— start TEXT —

You can get isotope separation through a number of simple chemical operations. For example, crystals usually preferentially incorporate isotopically light ions as they grow. The difference is usually slight, e.g., the 44Ca/40Ca ratio in CaCO3 grown at room temperature is about 1.0‰ (0.1%) lower than the parent solution. However, you can use rayleigh distillation to leverage that small shift into a larger one. Because the isotopic composition of the growing surface is offset from that of the solution by a constant amount (the fractionation factor), in a closed system with a diminishing supply of dissolved material as the crystal grows the material remaining in solution will become very heavy-- with a fractionation factor of 1.0‰ you will get a heavy isotope enrichment of about 1.4% in the last 1% of the solution. Of course, as you are losing 99% of your starting material, getting higher enrichments quickly becomes a problem (as it does with all enrichment processes).

You can get higher enrichments with lighter elements, not because they are lighter, but because the relative mass differences between isotopes tends to be greater. Also, the lower the temperature the better the enrichment.

— end TEXT —
— start DATASET —

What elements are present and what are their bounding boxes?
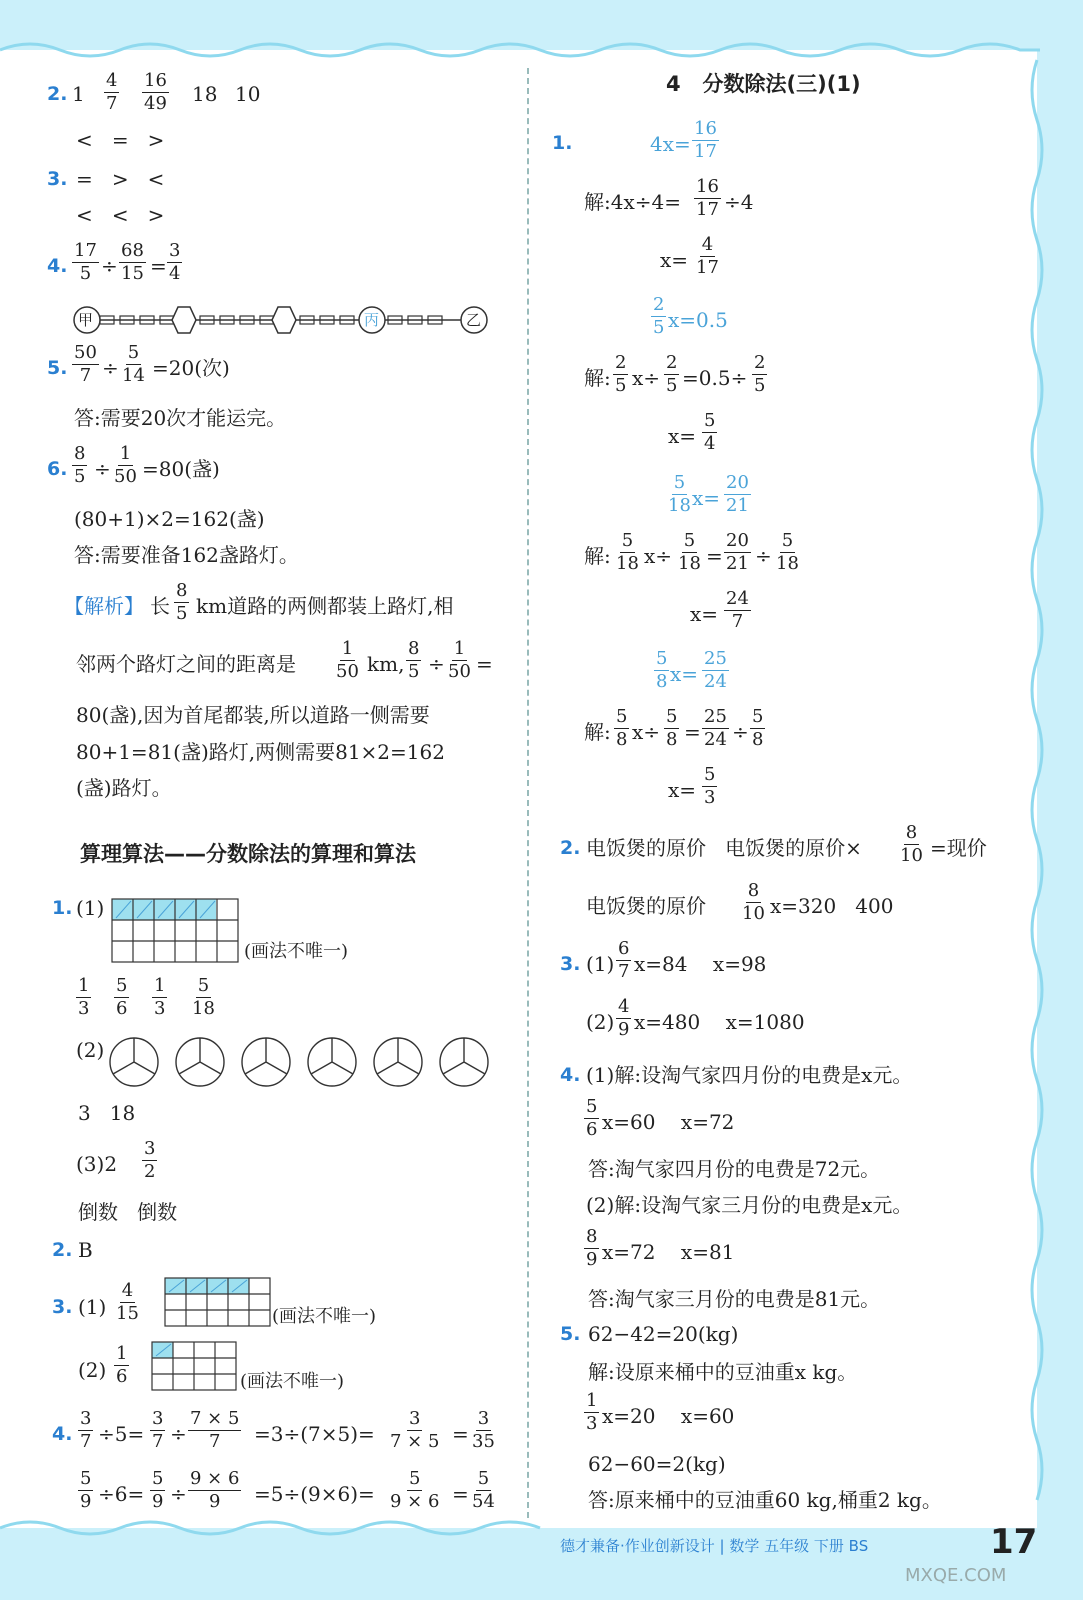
r-q3-b: (2) [586,1010,615,1034]
r-q1c-hint-frac-1: $\frac{5}{18}$ [668,472,691,516]
r-q1a-step1-frac: $\frac{16}{17}$ [696,176,719,220]
r-q1b-frac-2: $\frac{2}{5}$ [666,352,678,396]
r-q1d-eq: = [684,720,701,744]
s4r1-frac-d: $\frac{3}{7 \times 5}$ [390,1408,440,1452]
analysis-frac-4: $\frac{1}{50}$ [448,638,471,682]
q4-frac-2: $\frac{68}{15}$ [121,240,144,284]
s3-part1: (1) [78,1295,107,1319]
s1-frac-4: $\frac{5}{18}$ [192,975,215,1019]
q4-number: 4. [47,255,68,277]
r-q1d-hint-frac-1: $\frac{5}{8}$ [656,648,668,692]
q2-val-10: 10 [235,82,261,106]
r-q4-frac-1: $\frac{5}{6}$ [586,1096,598,1140]
q4-op: ÷ [101,254,118,278]
q4-eq: = [150,254,167,278]
r-q5-number: 5. [560,1323,581,1345]
r-q2-number: 2. [560,837,581,859]
analysis-l2b: km, [367,652,405,676]
r-q1a-step1-tail: ÷4 [724,190,754,214]
q3-number: 3. [47,168,68,190]
s3-note-2: (画法不唯一) [240,1371,345,1392]
r-q1d-frac-1: $\frac{5}{8}$ [616,706,628,750]
analysis-l2eq: = [476,652,493,676]
s4r1-frac-a: $\frac{3}{7}$ [80,1408,92,1452]
r-q1d-frac-3: $\frac{25}{24}$ [704,706,727,750]
r-q2-line2-tail: x=320 400 [770,894,894,918]
r-q1b-hint-frac: $\frac{2}{5}$ [653,294,665,338]
s1-words: 倒数 倒数 [78,1200,178,1224]
r-q3-a-tail: x=84 x=98 [634,952,767,976]
s4r1-frac-b: $\frac{3}{7}$ [152,1408,164,1452]
r-q1b-frac-3: $\frac{2}{5}$ [754,352,766,396]
r-q1b-step1: 解: [584,366,611,390]
q6-number: 6. [47,458,68,480]
q5-result: =20(次) [152,356,230,380]
watermark: MXQE.COM [905,1565,1007,1586]
r-q1b-step2: x= [668,424,697,448]
s4r2-i: =5÷(9×6)= [254,1482,375,1506]
q2-frac-1: $\frac{4}{7}$ [106,70,118,114]
r-q1d-mid: x÷ [632,720,661,744]
road-label-yi: 乙 [466,311,482,329]
r-q4-line3: 答:淘气家四月份的电费是72元。 [588,1157,881,1181]
r-q4-line2: x=60 x=72 [602,1110,735,1134]
r-q1d-hint-frac-2: $\frac{25}{24}$ [704,648,727,692]
r-q1d-step2: x= [668,778,697,802]
s3-frac-1: $\frac{4}{15}$ [116,1280,139,1324]
s3-frac-2: $\frac{1}{6}$ [116,1343,128,1387]
r-q1c-step2: x= [690,602,719,626]
column-divider [527,68,529,1518]
r-q2-line2: 电饭煲的原价 [586,894,706,918]
s4r2-l: = [452,1482,469,1506]
r-q1-number: 1. [552,132,573,154]
r-q1a-step1: 解:4x÷4= [584,190,681,214]
r-q1a-step2-frac: $\frac{4}{17}$ [696,234,719,278]
r-q4-line5: x=72 x=81 [602,1240,735,1264]
r-q5-line1: 62−42=20(kg) [588,1322,739,1346]
r-q1c-frac-1: $\frac{5}{18}$ [616,530,639,574]
r-q2-frac-2: $\frac{8}{10}$ [742,880,765,924]
q5-frac-2: $\frac{5}{14}$ [122,342,145,386]
s4r1-f: ÷ [170,1422,187,1446]
analysis-frac-1: $\frac{8}{5}$ [176,580,188,624]
q5-frac-1: $\frac{50}{7}$ [74,342,97,386]
r-q2-frac-1: $\frac{8}{10}$ [900,822,923,866]
s4r1-frac-c: $\frac{7 \times 5}{7}$ [190,1408,240,1452]
r-q4-number: 4. [560,1064,581,1086]
q6-frac-2: $\frac{1}{50}$ [114,443,137,487]
s1-part2: (2) [76,1038,105,1062]
r-q1b-hint: x=0.5 [668,308,728,332]
road-diagram [70,303,500,337]
r-q1d-hint-mid: x= [670,662,699,686]
s4r1-frac-e: $\frac{3}{35}$ [472,1408,495,1452]
q2-val-18: 18 [192,82,218,106]
s1-part1: (1) [76,896,105,920]
s2-number: 2. [52,1239,73,1261]
q4-frac-1: $\frac{17}{5}$ [74,240,97,284]
s4-number: 4. [52,1423,73,1445]
r-q1c-frac-4: $\frac{5}{18}$ [776,530,799,574]
r-q1d-op: ÷ [732,720,749,744]
footer-brand: 德才兼备·作业创新设计 | 数学 五年级 下册 BS [560,1537,869,1555]
r-q1c-mid: x÷ [644,544,673,568]
page-number: 17 [990,1522,1038,1562]
r-q2-line1: 电饭煲的原价 电饭煲的原价× [586,836,862,860]
q5-op: ÷ [102,356,119,380]
r-q1d-step2-frac: $\frac{5}{3}$ [704,764,716,808]
r-q1d-frac-2: $\frac{5}{8}$ [666,706,678,750]
s1-frac-3: $\frac{1}{3}$ [154,975,166,1019]
analysis-l2a: 邻两个路灯之间的距离是 [76,652,296,676]
q6-result: =80(盏) [142,457,220,481]
r-q1d-frac-4: $\frac{5}{8}$ [752,706,764,750]
s4r2-frac-a: $\frac{5}{9}$ [80,1468,92,1512]
s1-part3: (3)2 [76,1152,118,1176]
q6-frac-1: $\frac{8}{5}$ [74,443,86,487]
r-q1c-frac-2: $\frac{5}{18}$ [678,530,701,574]
q3-row2: < < > [76,203,165,227]
r-q1d-step1: 解: [584,720,611,744]
analysis-frac-2: $\frac{1}{50}$ [336,638,359,682]
s4r2-frac-d: $\frac{5}{9 \times 6}$ [390,1468,440,1512]
r-q1b-mid: x÷ [632,366,661,390]
s3-note-1: (画法不唯一) [272,1306,377,1327]
r-q2-line1-tail: =现价 [930,836,987,860]
s2-answer: B [78,1238,93,1262]
r-q3-frac-a: $\frac{6}{7}$ [618,938,630,982]
q2-number: 2. [47,83,68,105]
r-q5-frac: $\frac{1}{3}$ [586,1390,598,1434]
analysis-l5: (盏)路灯。 [76,776,172,800]
right-title: 4 分数除法(三)(1) [666,72,861,96]
analysis-l3: 80(盏),因为首尾都装,所以道路一侧需要 [76,703,430,727]
q5-number: 5. [47,357,68,379]
s4r1-i: =3÷(7×5)= [254,1422,375,1446]
r-q1c-frac-3: $\frac{20}{21}$ [726,530,749,574]
s4r2-frac-c: $\frac{9 \times 6}{9}$ [190,1468,240,1512]
q2-val-1: 1 [72,82,85,106]
section-title: 算理算法——分数除法的算理和算法 [80,842,416,866]
q6-op: ÷ [94,457,111,481]
r-q1c-op: ÷ [755,544,772,568]
analysis-l2op: ÷ [428,652,445,676]
r-q1b-tail: =0.5÷ [682,366,748,390]
r-q1c-step2-frac: $\frac{24}{7}$ [726,588,749,632]
analysis-frac-3: $\frac{8}{5}$ [408,638,420,682]
r-q1a-step2: x= [660,248,689,272]
grid-3x4 [151,1341,239,1391]
s4r2-frac-b: $\frac{5}{9}$ [152,1468,164,1512]
r-q1c-eq: = [706,544,723,568]
s1-frac-5: $\frac{3}{2}$ [144,1138,156,1182]
r-q1c-hint-mid: x= [692,486,721,510]
s4r2-c: ÷6= [98,1482,145,1506]
r-q5-line4: 62−60=2(kg) [588,1452,726,1476]
s4r1-c: ÷5= [98,1422,145,1446]
q6-answer: 答:需要准备162盏路灯。 [74,543,299,567]
road-label-jia: 甲 [78,311,94,329]
r-q3-frac-b: $\frac{4}{9}$ [618,996,630,1040]
q5-answer: 答:需要20次才能运完。 [74,406,287,430]
r-q5-line3: x=20 x=60 [602,1404,735,1428]
s1-number: 1. [52,897,73,919]
r-q1a-hint-frac: $\frac{16}{17}$ [694,118,717,162]
q4-frac-3: $\frac{3}{4}$ [169,240,181,284]
r-q1a-hint: 4x= [650,132,691,156]
s3-number: 3. [52,1296,73,1318]
s4r2-f: ÷ [170,1482,187,1506]
road-label-bing: 丙 [364,311,380,329]
r-q3-a: (1) [586,952,615,976]
s1-vals2: 3 18 [78,1101,136,1125]
r-q1c-step1: 解: [584,544,611,568]
circles-row [108,1036,498,1092]
r-q5-line2: 解:设原来桶中的豆油重x kg。 [588,1360,858,1384]
analysis-l1a: 长 [150,594,170,618]
s1-frac-1: $\frac{1}{3}$ [78,975,90,1019]
r-q4-line1: (1)解:设淘气家四月份的电费是x元。 [586,1063,913,1087]
r-q1c-hint-frac-2: $\frac{20}{21}$ [726,472,749,516]
analysis-l1b: km道路的两侧都装上路灯,相 [196,594,454,618]
q6-line2: (80+1)×2=162(盏) [74,507,265,531]
r-q1b-step2-frac: $\frac{5}{4}$ [704,410,716,454]
r-q1b-frac-1: $\frac{2}{5}$ [615,352,627,396]
q2-frac-2: $\frac{16}{49}$ [144,70,167,114]
grid-3x5 [164,1277,272,1327]
r-q4-line4: (2)解:设淘气家三月份的电费是x元。 [586,1193,913,1217]
q3-row1: = > < [76,167,165,191]
s1-note: (画法不唯一) [244,941,349,962]
q2-row2: < = > [76,128,165,152]
analysis-tag: 【解析】 [64,594,144,618]
r-q5-line5: 答:原来桶中的豆油重60 kg,桶重2 kg。 [588,1488,942,1512]
r-q4-frac-2: $\frac{8}{9}$ [586,1226,598,1270]
s1-frac-2: $\frac{5}{6}$ [116,975,128,1019]
grid-3x6 [111,898,243,964]
s4r2-frac-e: $\frac{5}{54}$ [472,1468,495,1512]
r-q4-line6: 答:淘气家三月份的电费是81元。 [588,1287,881,1311]
r-q3-number: 3. [560,953,581,975]
analysis-l4: 80+1=81(盏)路灯,两侧需要81×2=162 [76,740,445,764]
s4r1-l: = [452,1422,469,1446]
s3-part2: (2) [78,1358,107,1382]
r-q3-b-tail: x=480 x=1080 [634,1010,805,1034]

— end DATASET —

### GOAL A
Which distinct figures written as a percentage or in per mil appear in the isotope separation text?
### GOAL B
Can you extend the isotope separation text with a further paragraph that picks up after its final sentence?
The records have no connection to the isotope separation text.

### ANSWER A
1.0‰, 0.1%, 1.4%, 1%, 99%

### ANSWER B
Column chemistry also fractionates isotopes, which can be a real problem in isotope chemistry. I can't recall exactly, but I know that Li is especially prone to this, and that you can get percent level changes in 7Li/6Li on standard columns. We once calculated that you could get a ca 20% enrichment on a single pass through a long (say 3 meter) column, so making fairly pure 7Li at home might not be out of the question.

Working with gas phases helps too, because in gasses you get the full effect of the kinetic differences between isotopes that drives most fractionation. In gasses diffusing across a membrane the fractionation factor will be proportional to the square root of the difference in mass between isotopes, which usually is greater than what you can get in a wet system.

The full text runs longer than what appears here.